● Material supplied
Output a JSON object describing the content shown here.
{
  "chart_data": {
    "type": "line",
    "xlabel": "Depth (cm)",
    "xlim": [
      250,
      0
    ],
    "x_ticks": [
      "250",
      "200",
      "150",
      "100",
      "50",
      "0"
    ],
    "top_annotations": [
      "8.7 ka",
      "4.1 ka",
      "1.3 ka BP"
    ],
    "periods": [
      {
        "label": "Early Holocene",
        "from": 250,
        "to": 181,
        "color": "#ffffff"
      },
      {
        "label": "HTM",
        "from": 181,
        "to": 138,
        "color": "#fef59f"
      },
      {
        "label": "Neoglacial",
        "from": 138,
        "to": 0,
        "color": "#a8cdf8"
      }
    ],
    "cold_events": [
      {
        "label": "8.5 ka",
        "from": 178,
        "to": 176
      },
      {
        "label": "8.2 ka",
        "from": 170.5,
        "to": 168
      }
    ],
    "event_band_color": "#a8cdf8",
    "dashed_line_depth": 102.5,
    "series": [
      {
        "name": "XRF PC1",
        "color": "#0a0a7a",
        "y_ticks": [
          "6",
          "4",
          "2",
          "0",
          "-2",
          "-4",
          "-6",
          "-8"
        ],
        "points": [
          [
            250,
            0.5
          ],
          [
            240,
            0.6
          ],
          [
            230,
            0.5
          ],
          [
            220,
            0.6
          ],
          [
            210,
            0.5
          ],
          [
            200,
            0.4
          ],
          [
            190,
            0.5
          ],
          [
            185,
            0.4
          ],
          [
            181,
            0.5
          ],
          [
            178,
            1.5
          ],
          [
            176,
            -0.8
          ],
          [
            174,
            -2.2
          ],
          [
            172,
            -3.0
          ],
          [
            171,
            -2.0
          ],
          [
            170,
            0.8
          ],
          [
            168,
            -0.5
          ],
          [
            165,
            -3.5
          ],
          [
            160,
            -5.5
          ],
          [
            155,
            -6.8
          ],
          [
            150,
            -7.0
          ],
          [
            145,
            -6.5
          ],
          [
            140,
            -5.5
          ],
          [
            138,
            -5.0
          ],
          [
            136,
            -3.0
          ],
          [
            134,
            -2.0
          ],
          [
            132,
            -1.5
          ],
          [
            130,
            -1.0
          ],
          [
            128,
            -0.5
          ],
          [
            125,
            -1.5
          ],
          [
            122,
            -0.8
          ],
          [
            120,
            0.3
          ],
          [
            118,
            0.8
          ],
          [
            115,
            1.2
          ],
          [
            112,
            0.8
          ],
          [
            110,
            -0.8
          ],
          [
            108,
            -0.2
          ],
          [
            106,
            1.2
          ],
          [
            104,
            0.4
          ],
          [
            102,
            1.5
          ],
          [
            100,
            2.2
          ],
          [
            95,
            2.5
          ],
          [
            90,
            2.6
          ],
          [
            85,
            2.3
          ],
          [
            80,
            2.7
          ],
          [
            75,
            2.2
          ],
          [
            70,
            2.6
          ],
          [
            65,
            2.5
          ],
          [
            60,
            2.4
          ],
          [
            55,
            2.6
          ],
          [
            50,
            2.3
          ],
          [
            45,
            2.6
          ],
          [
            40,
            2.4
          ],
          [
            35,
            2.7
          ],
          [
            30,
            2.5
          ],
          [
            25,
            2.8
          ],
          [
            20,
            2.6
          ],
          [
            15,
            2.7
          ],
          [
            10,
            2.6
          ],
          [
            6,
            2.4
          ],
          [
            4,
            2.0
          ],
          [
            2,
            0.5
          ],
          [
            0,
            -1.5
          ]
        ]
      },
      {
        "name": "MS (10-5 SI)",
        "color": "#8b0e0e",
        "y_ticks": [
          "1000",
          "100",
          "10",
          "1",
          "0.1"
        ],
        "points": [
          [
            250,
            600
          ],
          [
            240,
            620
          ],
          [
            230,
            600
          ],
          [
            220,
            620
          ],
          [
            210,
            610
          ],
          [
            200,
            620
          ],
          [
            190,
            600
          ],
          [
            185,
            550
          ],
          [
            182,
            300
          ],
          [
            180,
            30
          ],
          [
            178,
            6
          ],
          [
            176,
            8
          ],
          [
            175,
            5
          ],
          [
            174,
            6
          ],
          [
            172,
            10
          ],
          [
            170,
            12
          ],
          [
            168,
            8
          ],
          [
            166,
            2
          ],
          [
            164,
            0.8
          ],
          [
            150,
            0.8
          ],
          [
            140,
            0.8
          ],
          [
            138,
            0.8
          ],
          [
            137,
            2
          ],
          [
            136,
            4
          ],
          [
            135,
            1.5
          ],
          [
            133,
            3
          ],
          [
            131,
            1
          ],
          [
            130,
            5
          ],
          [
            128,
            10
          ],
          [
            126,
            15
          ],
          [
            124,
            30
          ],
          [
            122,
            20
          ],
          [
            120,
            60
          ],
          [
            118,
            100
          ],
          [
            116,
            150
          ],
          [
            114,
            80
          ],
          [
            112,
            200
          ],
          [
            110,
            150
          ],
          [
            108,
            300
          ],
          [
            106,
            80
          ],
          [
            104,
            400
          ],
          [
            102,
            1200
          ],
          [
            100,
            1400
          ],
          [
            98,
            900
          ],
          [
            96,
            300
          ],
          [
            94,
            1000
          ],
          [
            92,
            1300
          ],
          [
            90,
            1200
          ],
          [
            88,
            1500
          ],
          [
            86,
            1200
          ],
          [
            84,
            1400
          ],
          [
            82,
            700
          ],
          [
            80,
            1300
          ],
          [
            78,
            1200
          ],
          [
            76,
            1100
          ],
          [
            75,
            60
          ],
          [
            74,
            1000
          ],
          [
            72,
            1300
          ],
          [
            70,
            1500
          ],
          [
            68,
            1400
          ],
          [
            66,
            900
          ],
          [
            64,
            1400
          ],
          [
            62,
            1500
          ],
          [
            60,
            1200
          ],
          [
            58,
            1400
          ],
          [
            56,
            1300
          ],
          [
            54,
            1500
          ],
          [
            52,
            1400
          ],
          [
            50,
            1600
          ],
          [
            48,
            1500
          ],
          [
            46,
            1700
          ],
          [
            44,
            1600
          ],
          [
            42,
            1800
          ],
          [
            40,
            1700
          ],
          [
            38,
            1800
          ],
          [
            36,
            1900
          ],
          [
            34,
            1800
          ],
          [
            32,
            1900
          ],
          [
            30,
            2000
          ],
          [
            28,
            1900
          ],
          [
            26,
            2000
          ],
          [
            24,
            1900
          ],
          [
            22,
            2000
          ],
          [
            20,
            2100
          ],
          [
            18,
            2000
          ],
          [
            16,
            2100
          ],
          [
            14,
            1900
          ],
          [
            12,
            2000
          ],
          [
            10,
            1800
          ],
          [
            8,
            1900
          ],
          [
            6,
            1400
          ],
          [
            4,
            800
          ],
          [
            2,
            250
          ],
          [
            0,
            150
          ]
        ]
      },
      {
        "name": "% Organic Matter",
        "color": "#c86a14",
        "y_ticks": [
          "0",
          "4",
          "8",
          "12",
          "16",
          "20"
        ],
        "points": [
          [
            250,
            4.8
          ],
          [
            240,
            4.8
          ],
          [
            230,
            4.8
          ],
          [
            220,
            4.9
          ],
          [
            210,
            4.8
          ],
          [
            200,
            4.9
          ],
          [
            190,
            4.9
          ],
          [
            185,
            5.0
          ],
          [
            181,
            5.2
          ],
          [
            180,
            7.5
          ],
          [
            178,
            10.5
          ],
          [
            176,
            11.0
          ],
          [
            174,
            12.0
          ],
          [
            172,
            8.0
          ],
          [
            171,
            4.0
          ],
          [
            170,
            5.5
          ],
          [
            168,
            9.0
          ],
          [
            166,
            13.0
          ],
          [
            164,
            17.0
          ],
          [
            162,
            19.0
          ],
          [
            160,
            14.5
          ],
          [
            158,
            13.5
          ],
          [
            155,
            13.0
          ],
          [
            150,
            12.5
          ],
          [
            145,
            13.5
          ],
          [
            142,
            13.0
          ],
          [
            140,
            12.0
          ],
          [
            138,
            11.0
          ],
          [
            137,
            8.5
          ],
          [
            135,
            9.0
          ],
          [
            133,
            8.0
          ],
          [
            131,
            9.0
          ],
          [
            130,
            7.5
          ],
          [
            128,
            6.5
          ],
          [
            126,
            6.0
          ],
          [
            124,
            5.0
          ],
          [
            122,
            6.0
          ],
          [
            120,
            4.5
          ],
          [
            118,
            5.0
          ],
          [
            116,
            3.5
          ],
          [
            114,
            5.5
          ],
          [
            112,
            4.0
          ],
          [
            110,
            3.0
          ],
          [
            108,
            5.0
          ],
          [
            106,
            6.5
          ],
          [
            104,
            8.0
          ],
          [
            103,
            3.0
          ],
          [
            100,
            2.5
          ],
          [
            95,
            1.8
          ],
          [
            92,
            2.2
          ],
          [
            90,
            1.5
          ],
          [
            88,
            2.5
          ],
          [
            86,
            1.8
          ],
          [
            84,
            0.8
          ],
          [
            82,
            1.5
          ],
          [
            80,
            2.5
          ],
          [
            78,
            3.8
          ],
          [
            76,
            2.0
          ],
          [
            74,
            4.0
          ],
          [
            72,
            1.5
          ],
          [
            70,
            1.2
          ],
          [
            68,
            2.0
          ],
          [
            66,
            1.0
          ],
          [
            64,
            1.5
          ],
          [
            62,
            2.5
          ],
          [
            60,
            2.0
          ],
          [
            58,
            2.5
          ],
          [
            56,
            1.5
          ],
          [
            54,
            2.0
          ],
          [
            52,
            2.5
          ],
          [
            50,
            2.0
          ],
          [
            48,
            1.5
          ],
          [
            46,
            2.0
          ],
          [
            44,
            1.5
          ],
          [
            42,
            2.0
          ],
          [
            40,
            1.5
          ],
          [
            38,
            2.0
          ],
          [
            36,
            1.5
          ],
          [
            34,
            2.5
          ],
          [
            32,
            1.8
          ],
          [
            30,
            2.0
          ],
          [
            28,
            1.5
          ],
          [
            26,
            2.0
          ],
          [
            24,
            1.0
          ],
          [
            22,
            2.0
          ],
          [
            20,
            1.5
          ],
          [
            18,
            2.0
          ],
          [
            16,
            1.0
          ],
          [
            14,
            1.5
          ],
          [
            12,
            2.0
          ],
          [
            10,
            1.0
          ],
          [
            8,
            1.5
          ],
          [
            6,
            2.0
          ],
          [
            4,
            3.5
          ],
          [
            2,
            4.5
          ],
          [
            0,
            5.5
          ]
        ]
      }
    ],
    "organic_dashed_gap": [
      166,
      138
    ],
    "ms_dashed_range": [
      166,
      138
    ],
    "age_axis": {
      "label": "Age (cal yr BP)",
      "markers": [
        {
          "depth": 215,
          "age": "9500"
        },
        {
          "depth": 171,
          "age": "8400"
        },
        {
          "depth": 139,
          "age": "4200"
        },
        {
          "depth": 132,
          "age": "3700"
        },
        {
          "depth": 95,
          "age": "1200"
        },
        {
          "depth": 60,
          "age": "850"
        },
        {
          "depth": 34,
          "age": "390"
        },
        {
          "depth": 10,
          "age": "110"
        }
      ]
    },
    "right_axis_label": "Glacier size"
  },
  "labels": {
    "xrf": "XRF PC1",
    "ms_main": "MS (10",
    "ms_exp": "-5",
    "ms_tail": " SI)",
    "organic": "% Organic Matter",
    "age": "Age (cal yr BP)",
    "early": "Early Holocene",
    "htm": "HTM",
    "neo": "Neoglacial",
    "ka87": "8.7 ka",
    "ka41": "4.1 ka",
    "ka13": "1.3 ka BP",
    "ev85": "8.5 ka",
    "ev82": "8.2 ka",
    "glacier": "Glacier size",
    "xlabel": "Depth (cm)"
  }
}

● Your instructions
Which lines hold the word "name"? Show each one.

● Response
        "name": "XRF PC1",
        "name": "MS (10-5 SI)",
        "name": "% Organic Matter",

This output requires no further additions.